▶ _Provided information_

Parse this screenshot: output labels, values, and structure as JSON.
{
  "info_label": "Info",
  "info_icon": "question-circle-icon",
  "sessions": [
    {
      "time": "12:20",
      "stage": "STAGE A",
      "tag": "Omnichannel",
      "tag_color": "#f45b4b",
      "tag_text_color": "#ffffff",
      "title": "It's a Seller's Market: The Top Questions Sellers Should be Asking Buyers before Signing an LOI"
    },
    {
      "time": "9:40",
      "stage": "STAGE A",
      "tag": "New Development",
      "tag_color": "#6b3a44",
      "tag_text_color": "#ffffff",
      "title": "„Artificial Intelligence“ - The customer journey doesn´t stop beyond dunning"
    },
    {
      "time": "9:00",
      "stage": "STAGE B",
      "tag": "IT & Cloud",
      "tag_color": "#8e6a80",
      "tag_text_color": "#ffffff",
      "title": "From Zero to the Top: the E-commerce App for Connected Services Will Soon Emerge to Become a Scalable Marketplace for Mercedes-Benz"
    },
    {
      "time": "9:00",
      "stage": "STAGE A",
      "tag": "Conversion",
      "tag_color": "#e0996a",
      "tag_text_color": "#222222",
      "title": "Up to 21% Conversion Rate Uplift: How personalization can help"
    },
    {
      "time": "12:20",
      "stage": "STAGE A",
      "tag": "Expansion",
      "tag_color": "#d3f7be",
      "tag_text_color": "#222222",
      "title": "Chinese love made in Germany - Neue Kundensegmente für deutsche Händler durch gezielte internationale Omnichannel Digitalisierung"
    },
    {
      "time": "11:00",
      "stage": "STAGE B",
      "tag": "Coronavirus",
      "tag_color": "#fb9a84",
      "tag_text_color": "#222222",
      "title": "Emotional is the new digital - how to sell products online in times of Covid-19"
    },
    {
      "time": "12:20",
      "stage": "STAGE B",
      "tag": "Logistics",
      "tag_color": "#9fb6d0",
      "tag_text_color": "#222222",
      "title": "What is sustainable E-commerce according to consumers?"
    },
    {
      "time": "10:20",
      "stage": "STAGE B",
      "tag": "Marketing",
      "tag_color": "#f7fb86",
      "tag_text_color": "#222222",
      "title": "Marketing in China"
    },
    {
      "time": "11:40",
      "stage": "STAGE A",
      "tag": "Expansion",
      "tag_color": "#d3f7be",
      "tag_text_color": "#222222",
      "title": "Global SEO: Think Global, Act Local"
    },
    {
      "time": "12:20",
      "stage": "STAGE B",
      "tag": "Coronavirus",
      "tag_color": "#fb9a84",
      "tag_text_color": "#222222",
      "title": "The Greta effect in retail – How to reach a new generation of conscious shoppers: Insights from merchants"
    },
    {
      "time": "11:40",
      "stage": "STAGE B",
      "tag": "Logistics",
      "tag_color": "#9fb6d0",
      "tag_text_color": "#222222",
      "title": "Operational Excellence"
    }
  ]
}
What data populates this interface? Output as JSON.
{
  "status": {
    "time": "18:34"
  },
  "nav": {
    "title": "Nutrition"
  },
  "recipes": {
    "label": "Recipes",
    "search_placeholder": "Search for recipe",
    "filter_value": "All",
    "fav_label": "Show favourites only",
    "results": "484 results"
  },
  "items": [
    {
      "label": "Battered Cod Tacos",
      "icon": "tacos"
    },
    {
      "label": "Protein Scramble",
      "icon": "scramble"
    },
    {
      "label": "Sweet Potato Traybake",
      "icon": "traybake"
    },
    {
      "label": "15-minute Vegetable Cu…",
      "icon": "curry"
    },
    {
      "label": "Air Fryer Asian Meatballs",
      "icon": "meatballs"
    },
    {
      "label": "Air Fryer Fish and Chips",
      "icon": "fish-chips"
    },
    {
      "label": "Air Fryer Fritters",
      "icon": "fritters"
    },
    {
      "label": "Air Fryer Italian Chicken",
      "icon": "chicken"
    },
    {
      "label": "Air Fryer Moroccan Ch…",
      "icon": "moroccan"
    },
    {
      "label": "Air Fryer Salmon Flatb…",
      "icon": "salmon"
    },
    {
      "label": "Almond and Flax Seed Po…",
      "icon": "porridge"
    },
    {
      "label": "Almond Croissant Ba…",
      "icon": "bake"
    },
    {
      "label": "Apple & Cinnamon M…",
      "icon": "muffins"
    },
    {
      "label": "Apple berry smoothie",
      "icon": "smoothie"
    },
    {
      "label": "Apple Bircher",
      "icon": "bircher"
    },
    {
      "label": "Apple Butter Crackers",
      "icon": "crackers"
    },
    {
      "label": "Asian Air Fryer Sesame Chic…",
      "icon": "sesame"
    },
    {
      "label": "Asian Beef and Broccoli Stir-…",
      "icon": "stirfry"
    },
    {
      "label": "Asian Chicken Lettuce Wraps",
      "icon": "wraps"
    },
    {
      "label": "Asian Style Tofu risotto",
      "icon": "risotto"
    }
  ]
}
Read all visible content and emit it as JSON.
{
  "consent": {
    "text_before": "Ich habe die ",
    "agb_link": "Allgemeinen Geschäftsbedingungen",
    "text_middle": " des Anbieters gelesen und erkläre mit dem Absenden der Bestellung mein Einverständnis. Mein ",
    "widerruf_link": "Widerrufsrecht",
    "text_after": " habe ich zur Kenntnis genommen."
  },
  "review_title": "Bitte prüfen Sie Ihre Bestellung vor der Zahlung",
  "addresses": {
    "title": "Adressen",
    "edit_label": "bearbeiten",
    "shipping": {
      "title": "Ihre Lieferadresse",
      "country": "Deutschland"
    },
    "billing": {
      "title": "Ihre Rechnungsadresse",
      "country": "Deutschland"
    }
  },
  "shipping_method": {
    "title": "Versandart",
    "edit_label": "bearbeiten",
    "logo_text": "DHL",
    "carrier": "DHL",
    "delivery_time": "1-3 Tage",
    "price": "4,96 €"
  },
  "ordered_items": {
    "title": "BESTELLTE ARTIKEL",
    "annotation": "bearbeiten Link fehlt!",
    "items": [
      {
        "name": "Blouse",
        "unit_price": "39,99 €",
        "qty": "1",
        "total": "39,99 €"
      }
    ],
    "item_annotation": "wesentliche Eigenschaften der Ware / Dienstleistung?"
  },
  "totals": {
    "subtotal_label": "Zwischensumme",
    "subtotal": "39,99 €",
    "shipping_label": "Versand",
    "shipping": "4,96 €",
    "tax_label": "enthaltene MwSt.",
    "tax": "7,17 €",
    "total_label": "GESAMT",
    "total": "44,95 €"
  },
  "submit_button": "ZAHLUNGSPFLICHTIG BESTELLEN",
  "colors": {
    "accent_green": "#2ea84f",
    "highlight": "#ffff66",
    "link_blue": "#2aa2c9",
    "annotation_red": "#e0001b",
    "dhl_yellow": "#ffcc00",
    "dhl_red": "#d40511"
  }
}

▶ _Exercise description_
The word "What" appears in some lines of the data. Copy every one of those lines.

▶ _Task output_
      "title": "What is sustainable E-commerce according to consumers?"
What data populates this interface? Output as JSON.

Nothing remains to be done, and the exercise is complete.